> **What needs to be done**: Below are the records; locate each line with the word "Przesuwanie" and copy it.

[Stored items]
○ ○ ○

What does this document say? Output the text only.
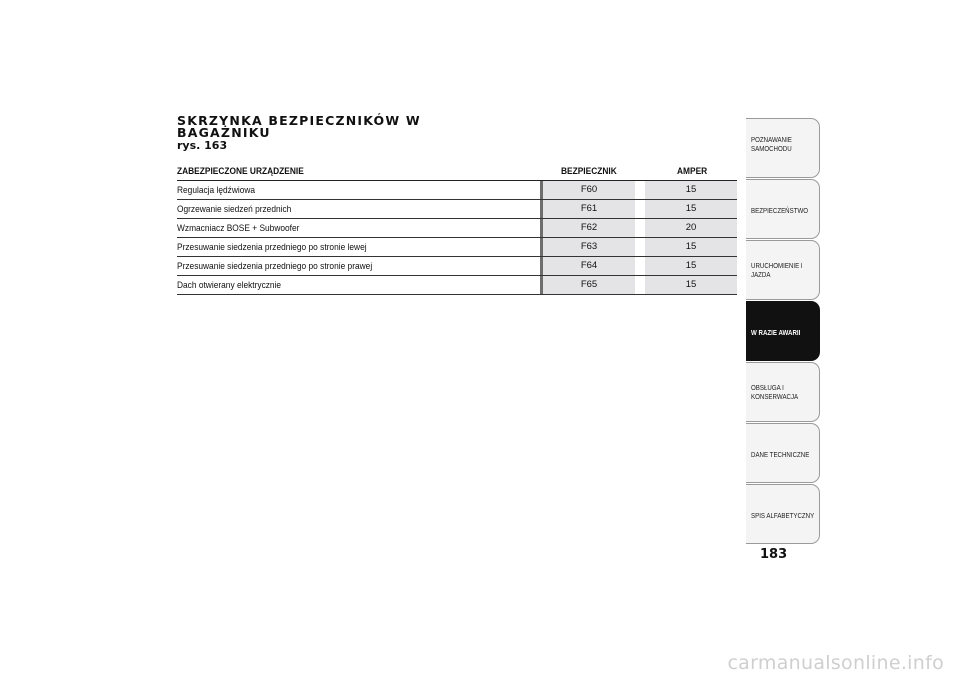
SKRZYNKA BEZPIECZNIKÓW W
BAGAŻNIKU
rys. 163
ZABEZPIECZONE URZĄDZENIE	BEZPIECZNIK	AMPER
Regulacja lędźwiowa	F60	15
Ogrzewanie siedzeń przednich	F61	15
Wzmacniacz BOSE + Subwoofer	F62	20
Przesuwanie siedzenia przedniego po stronie lewej	F63	15
Przesuwanie siedzenia przedniego po stronie prawej	F64	15
Dach otwierany elektrycznie	F65	15
POZNAWANIE
SAMOCHODU
BEZPIECZEŃSTWO
URUCHOMIENIE I
JAZDA
W RAZIE AWARII
OBSŁUGA I
KONSERWACJA
DANE TECHNICZNE
SPIS ALFABETYCZNY
183
carmanualsonline.info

○ ○ ○

> **Solved exercise**:
Przesuwanie siedzenia przedniego po stronie lewej	F63	15
Przesuwanie siedzenia przedniego po stronie prawej	F64	15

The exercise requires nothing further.